-- start of Task material --

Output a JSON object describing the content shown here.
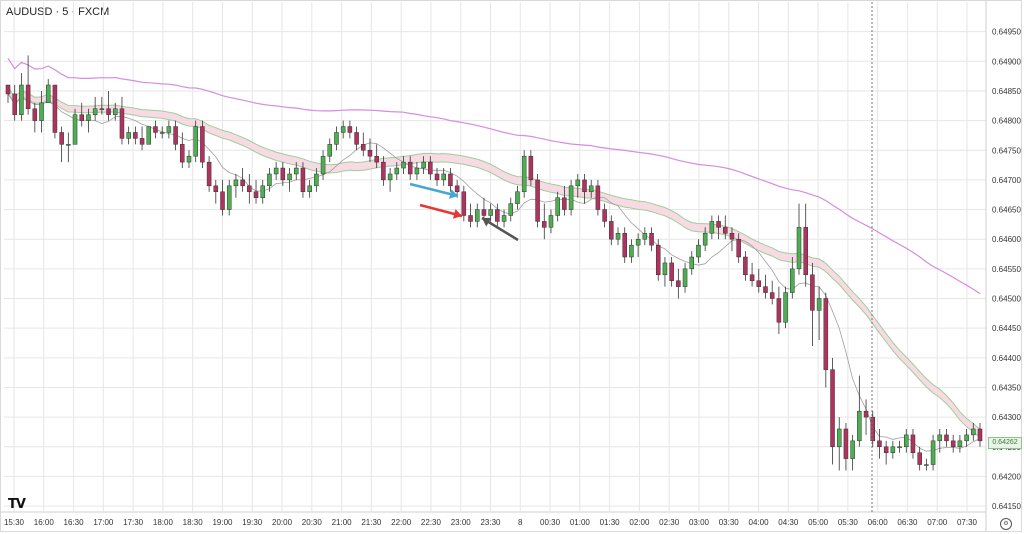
{
  "header": {
    "symbol": "AUDUSD · 5 · FXCM"
  },
  "branding": {
    "logo_text": "TV"
  },
  "price_badge": "0.64262",
  "colors": {
    "bull": "#4caf50",
    "bear": "#b0325e",
    "ribbon": "#f7d3e1",
    "ribbon_edge": "#9ccf9a",
    "slow_ma": "#d78be0",
    "fast_ma": "#9e9e9e",
    "grid": "#e6e6e6"
  },
  "y_ticks": [
    "0.64950",
    "0.64900",
    "0.64850",
    "0.64800",
    "0.64750",
    "0.64700",
    "0.64650",
    "0.64600",
    "0.64550",
    "0.64500",
    "0.64450",
    "0.64400",
    "0.64350",
    "0.64300",
    "0.64250",
    "0.64200",
    "0.64150"
  ],
  "x_ticks": [
    "15:30",
    "16:00",
    "16:30",
    "17:00",
    "17:30",
    "18:00",
    "18:30",
    "19:00",
    "19:30",
    "20:00",
    "20:30",
    "21:00",
    "21:30",
    "22:00",
    "22:30",
    "23:00",
    "23:30",
    "8",
    "00:30",
    "01:00",
    "01:30",
    "02:00",
    "02:30",
    "03:00",
    "03:30",
    "04:00",
    "04:30",
    "05:00",
    "05:30",
    "06:00",
    "06:30",
    "07:00",
    "07:30"
  ],
  "chart_data": {
    "type": "candlestick",
    "title": "AUDUSD · 5 · FXCM",
    "ylim": [
      0.6414,
      0.65
    ],
    "x_ticks": [
      "15:30",
      "16:00",
      "16:30",
      "17:00",
      "17:30",
      "18:00",
      "18:30",
      "19:00",
      "19:30",
      "20:00",
      "20:30",
      "21:00",
      "21:30",
      "22:00",
      "22:30",
      "23:00",
      "23:30",
      "8",
      "00:30",
      "01:00",
      "01:30",
      "02:00",
      "02:30",
      "03:00",
      "03:30",
      "04:00",
      "04:30",
      "05:00",
      "05:30",
      "06:00",
      "06:30",
      "07:00",
      "07:30"
    ],
    "candles": [
      [
        0.6486,
        0.6486,
        0.6483,
        0.64845
      ],
      [
        0.64845,
        0.6486,
        0.648,
        0.6481
      ],
      [
        0.6481,
        0.6488,
        0.648,
        0.6486
      ],
      [
        0.6486,
        0.6491,
        0.6481,
        0.6482
      ],
      [
        0.6482,
        0.6483,
        0.6478,
        0.648
      ],
      [
        0.648,
        0.6485,
        0.6478,
        0.6483
      ],
      [
        0.6483,
        0.6487,
        0.6483,
        0.6486
      ],
      [
        0.6486,
        0.6486,
        0.6477,
        0.6478
      ],
      [
        0.6478,
        0.6479,
        0.6473,
        0.6476
      ],
      [
        0.6476,
        0.6478,
        0.6473,
        0.6476
      ],
      [
        0.6476,
        0.6482,
        0.6476,
        0.6481
      ],
      [
        0.6481,
        0.6483,
        0.6479,
        0.648
      ],
      [
        0.648,
        0.6482,
        0.6478,
        0.6481
      ],
      [
        0.6481,
        0.6484,
        0.648,
        0.6482
      ],
      [
        0.6482,
        0.6484,
        0.6481,
        0.6482
      ],
      [
        0.6482,
        0.6485,
        0.648,
        0.6481
      ],
      [
        0.6481,
        0.6483,
        0.648,
        0.6482
      ],
      [
        0.6482,
        0.6484,
        0.6476,
        0.6477
      ],
      [
        0.6477,
        0.6479,
        0.6476,
        0.6478
      ],
      [
        0.6478,
        0.6479,
        0.6476,
        0.6477
      ],
      [
        0.6477,
        0.6479,
        0.6475,
        0.6476
      ],
      [
        0.6476,
        0.6479,
        0.6476,
        0.6479
      ],
      [
        0.6479,
        0.648,
        0.6477,
        0.6478
      ],
      [
        0.6478,
        0.6479,
        0.6477,
        0.6478
      ],
      [
        0.6478,
        0.648,
        0.6477,
        0.6479
      ],
      [
        0.6479,
        0.648,
        0.6475,
        0.6476
      ],
      [
        0.6476,
        0.6478,
        0.6472,
        0.6473
      ],
      [
        0.6473,
        0.6475,
        0.6472,
        0.6474
      ],
      [
        0.6474,
        0.648,
        0.6473,
        0.6479
      ],
      [
        0.6479,
        0.648,
        0.6472,
        0.6473
      ],
      [
        0.6473,
        0.6474,
        0.6468,
        0.6469
      ],
      [
        0.6469,
        0.647,
        0.6466,
        0.6468
      ],
      [
        0.6468,
        0.647,
        0.6464,
        0.6465
      ],
      [
        0.6465,
        0.647,
        0.6464,
        0.6469
      ],
      [
        0.6469,
        0.6471,
        0.6467,
        0.647
      ],
      [
        0.647,
        0.6472,
        0.6468,
        0.6469
      ],
      [
        0.6469,
        0.6471,
        0.6466,
        0.6468
      ],
      [
        0.6468,
        0.647,
        0.6466,
        0.6467
      ],
      [
        0.6467,
        0.647,
        0.6466,
        0.6469
      ],
      [
        0.6469,
        0.6472,
        0.6468,
        0.6471
      ],
      [
        0.6471,
        0.6473,
        0.647,
        0.6472
      ],
      [
        0.6472,
        0.6473,
        0.6469,
        0.647
      ],
      [
        0.647,
        0.6472,
        0.6468,
        0.6471
      ],
      [
        0.6471,
        0.6473,
        0.647,
        0.6472
      ],
      [
        0.6472,
        0.6473,
        0.6467,
        0.6468
      ],
      [
        0.6468,
        0.647,
        0.6467,
        0.6469
      ],
      [
        0.6469,
        0.6472,
        0.6468,
        0.6471
      ],
      [
        0.6471,
        0.6475,
        0.647,
        0.6474
      ],
      [
        0.6474,
        0.6477,
        0.6473,
        0.6476
      ],
      [
        0.6476,
        0.6479,
        0.6475,
        0.6478
      ],
      [
        0.6478,
        0.648,
        0.6477,
        0.6479
      ],
      [
        0.6479,
        0.648,
        0.6477,
        0.6478
      ],
      [
        0.6478,
        0.6479,
        0.6475,
        0.6476
      ],
      [
        0.6476,
        0.6478,
        0.6474,
        0.6475
      ],
      [
        0.6475,
        0.6477,
        0.6473,
        0.6474
      ],
      [
        0.6474,
        0.6476,
        0.6472,
        0.6473
      ],
      [
        0.6473,
        0.6474,
        0.6469,
        0.647
      ],
      [
        0.647,
        0.6472,
        0.6468,
        0.6471
      ],
      [
        0.6471,
        0.6473,
        0.647,
        0.6472
      ],
      [
        0.6472,
        0.6474,
        0.6471,
        0.6473
      ],
      [
        0.6473,
        0.6474,
        0.647,
        0.6471
      ],
      [
        0.6471,
        0.6473,
        0.647,
        0.6472
      ],
      [
        0.6472,
        0.6474,
        0.6471,
        0.6473
      ],
      [
        0.6473,
        0.6474,
        0.647,
        0.6471
      ],
      [
        0.6471,
        0.6472,
        0.6469,
        0.647
      ],
      [
        0.647,
        0.6472,
        0.6469,
        0.6471
      ],
      [
        0.6471,
        0.6472,
        0.6468,
        0.6469
      ],
      [
        0.6469,
        0.647,
        0.6467,
        0.6468
      ],
      [
        0.6468,
        0.6469,
        0.6463,
        0.6464
      ],
      [
        0.6464,
        0.6466,
        0.6462,
        0.6463
      ],
      [
        0.6463,
        0.6466,
        0.6462,
        0.6465
      ],
      [
        0.6465,
        0.6467,
        0.6463,
        0.6464
      ],
      [
        0.6464,
        0.6466,
        0.6463,
        0.6465
      ],
      [
        0.6465,
        0.6466,
        0.6462,
        0.6463
      ],
      [
        0.6463,
        0.6465,
        0.6462,
        0.6464
      ],
      [
        0.6464,
        0.6467,
        0.6463,
        0.6466
      ],
      [
        0.6466,
        0.6469,
        0.6465,
        0.6468
      ],
      [
        0.6468,
        0.6475,
        0.6467,
        0.6474
      ],
      [
        0.6474,
        0.6475,
        0.6469,
        0.647
      ],
      [
        0.647,
        0.6471,
        0.6462,
        0.6463
      ],
      [
        0.6463,
        0.6466,
        0.646,
        0.6462
      ],
      [
        0.6462,
        0.6465,
        0.6461,
        0.6464
      ],
      [
        0.6464,
        0.6468,
        0.6463,
        0.6467
      ],
      [
        0.6467,
        0.6469,
        0.6464,
        0.6465
      ],
      [
        0.6465,
        0.647,
        0.6464,
        0.6469
      ],
      [
        0.6469,
        0.6471,
        0.6467,
        0.647
      ],
      [
        0.647,
        0.6471,
        0.6466,
        0.6468
      ],
      [
        0.6468,
        0.647,
        0.6467,
        0.6469
      ],
      [
        0.6469,
        0.647,
        0.6464,
        0.6465
      ],
      [
        0.6465,
        0.6466,
        0.6462,
        0.6463
      ],
      [
        0.6463,
        0.6464,
        0.6459,
        0.646
      ],
      [
        0.646,
        0.6462,
        0.6459,
        0.6461
      ],
      [
        0.6461,
        0.6462,
        0.6456,
        0.6457
      ],
      [
        0.6457,
        0.646,
        0.6456,
        0.6459
      ],
      [
        0.6459,
        0.6461,
        0.6457,
        0.646
      ],
      [
        0.646,
        0.6462,
        0.6459,
        0.6461
      ],
      [
        0.6461,
        0.6462,
        0.6458,
        0.6459
      ],
      [
        0.6459,
        0.646,
        0.6453,
        0.6454
      ],
      [
        0.6454,
        0.6457,
        0.6452,
        0.6456
      ],
      [
        0.6456,
        0.6457,
        0.6452,
        0.6453
      ],
      [
        0.6453,
        0.6455,
        0.645,
        0.6452
      ],
      [
        0.6452,
        0.6456,
        0.6451,
        0.6455
      ],
      [
        0.6455,
        0.6458,
        0.6454,
        0.6457
      ],
      [
        0.6457,
        0.646,
        0.6456,
        0.6459
      ],
      [
        0.6459,
        0.6462,
        0.6458,
        0.6461
      ],
      [
        0.6461,
        0.6464,
        0.646,
        0.6463
      ],
      [
        0.6463,
        0.6464,
        0.646,
        0.6462
      ],
      [
        0.6462,
        0.6464,
        0.646,
        0.6461
      ],
      [
        0.6461,
        0.6462,
        0.6458,
        0.646
      ],
      [
        0.646,
        0.6461,
        0.6456,
        0.6457
      ],
      [
        0.6457,
        0.6458,
        0.6453,
        0.6454
      ],
      [
        0.6454,
        0.6456,
        0.6452,
        0.6453
      ],
      [
        0.6453,
        0.6455,
        0.6451,
        0.6452
      ],
      [
        0.6452,
        0.6454,
        0.645,
        0.6451
      ],
      [
        0.6451,
        0.6453,
        0.6449,
        0.645
      ],
      [
        0.645,
        0.6452,
        0.6444,
        0.6446
      ],
      [
        0.6446,
        0.6452,
        0.6445,
        0.6451
      ],
      [
        0.6451,
        0.6457,
        0.645,
        0.6455
      ],
      [
        0.6455,
        0.6466,
        0.6454,
        0.6462
      ],
      [
        0.6462,
        0.6466,
        0.6452,
        0.6454
      ],
      [
        0.6454,
        0.6456,
        0.6442,
        0.6448
      ],
      [
        0.6448,
        0.6452,
        0.6443,
        0.645
      ],
      [
        0.645,
        0.6451,
        0.6435,
        0.6438
      ],
      [
        0.6438,
        0.644,
        0.6422,
        0.6425
      ],
      [
        0.6425,
        0.643,
        0.6421,
        0.6428
      ],
      [
        0.6428,
        0.6429,
        0.6421,
        0.6423
      ],
      [
        0.6423,
        0.6427,
        0.6421,
        0.6426
      ],
      [
        0.6426,
        0.6437,
        0.6425,
        0.6431
      ],
      [
        0.6431,
        0.6433,
        0.6427,
        0.643
      ],
      [
        0.643,
        0.6431,
        0.6425,
        0.6426
      ],
      [
        0.6426,
        0.6428,
        0.6423,
        0.6425
      ],
      [
        0.6425,
        0.6426,
        0.6422,
        0.6424
      ],
      [
        0.6424,
        0.6426,
        0.6423,
        0.6425
      ],
      [
        0.6425,
        0.6426,
        0.6424,
        0.6425
      ],
      [
        0.6425,
        0.6428,
        0.6424,
        0.6427
      ],
      [
        0.6427,
        0.6428,
        0.6423,
        0.6424
      ],
      [
        0.6424,
        0.6425,
        0.6421,
        0.6422
      ],
      [
        0.6422,
        0.6423,
        0.6421,
        0.6422
      ],
      [
        0.6422,
        0.6427,
        0.6421,
        0.6426
      ],
      [
        0.6426,
        0.6428,
        0.6424,
        0.6427
      ],
      [
        0.6427,
        0.6428,
        0.6425,
        0.6426
      ],
      [
        0.6426,
        0.6427,
        0.6424,
        0.6425
      ],
      [
        0.6425,
        0.6427,
        0.6424,
        0.6426
      ],
      [
        0.6426,
        0.6428,
        0.6425,
        0.6427
      ],
      [
        0.6427,
        0.6429,
        0.6426,
        0.6428
      ],
      [
        0.6428,
        0.6429,
        0.6425,
        0.6426
      ]
    ]
  }
}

-- end of Task material --

• [Prompt]:
Copy each line from the data above that includes "FXCM".

• [Finished exercise]:
    "symbol": "AUDUSD · 5 · FXCM"
    "title": "AUDUSD · 5 · FXCM",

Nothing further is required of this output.